> Extracted data entries

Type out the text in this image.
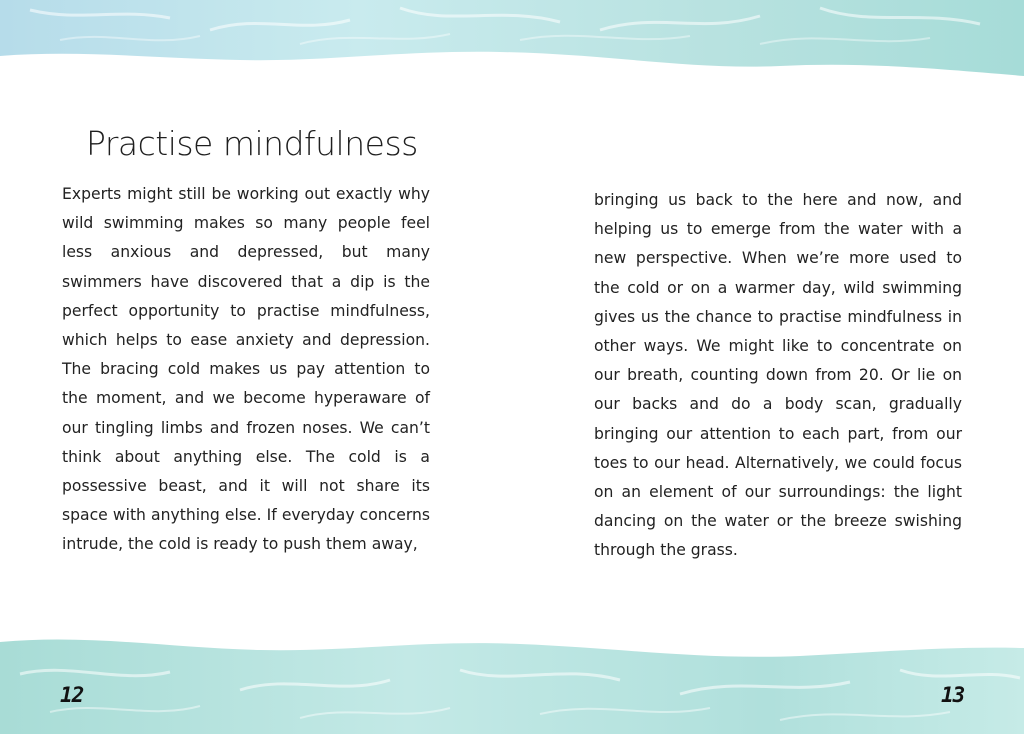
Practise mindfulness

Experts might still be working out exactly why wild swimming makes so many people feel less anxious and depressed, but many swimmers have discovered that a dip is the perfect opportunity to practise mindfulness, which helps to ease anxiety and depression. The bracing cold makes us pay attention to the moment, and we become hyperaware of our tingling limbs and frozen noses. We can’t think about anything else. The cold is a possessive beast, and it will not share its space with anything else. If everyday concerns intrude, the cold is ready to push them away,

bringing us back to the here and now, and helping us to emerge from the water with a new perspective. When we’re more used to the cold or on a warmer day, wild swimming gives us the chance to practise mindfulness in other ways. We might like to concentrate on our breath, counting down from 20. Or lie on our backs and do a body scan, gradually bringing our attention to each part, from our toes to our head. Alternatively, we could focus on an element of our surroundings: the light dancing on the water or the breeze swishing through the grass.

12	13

> Problem
Every record must be copied exactly, with the pictures left out.

> Answer to the problem
Type out the text in this image.
Practise mindfulness

Experts might still be working out exactly why wild swimming makes so many people feel less anxious and depressed, but many swimmers have discovered that a dip is the perfect opportunity to practise mindfulness, which helps to ease anxiety and depression. The bracing cold makes us pay attention to the moment, and we become hyperaware of our tingling limbs and frozen noses. We can’t think about anything else. The cold is a possessive beast, and it will not share its space with anything else. If everyday concerns intrude, the cold is ready to push them away,

bringing us back to the here and now, and helping us to emerge from the water with a new perspective. When we’re more used to the cold or on a warmer day, wild swimming gives us the chance to practise mindfulness in other ways. We might like to concentrate on our breath, counting down from 20. Or lie on our backs and do a body scan, gradually bringing our attention to each part, from our toes to our head. Alternatively, we could focus on an element of our surroundings: the light dancing on the water or the breeze swishing through the grass.

12	13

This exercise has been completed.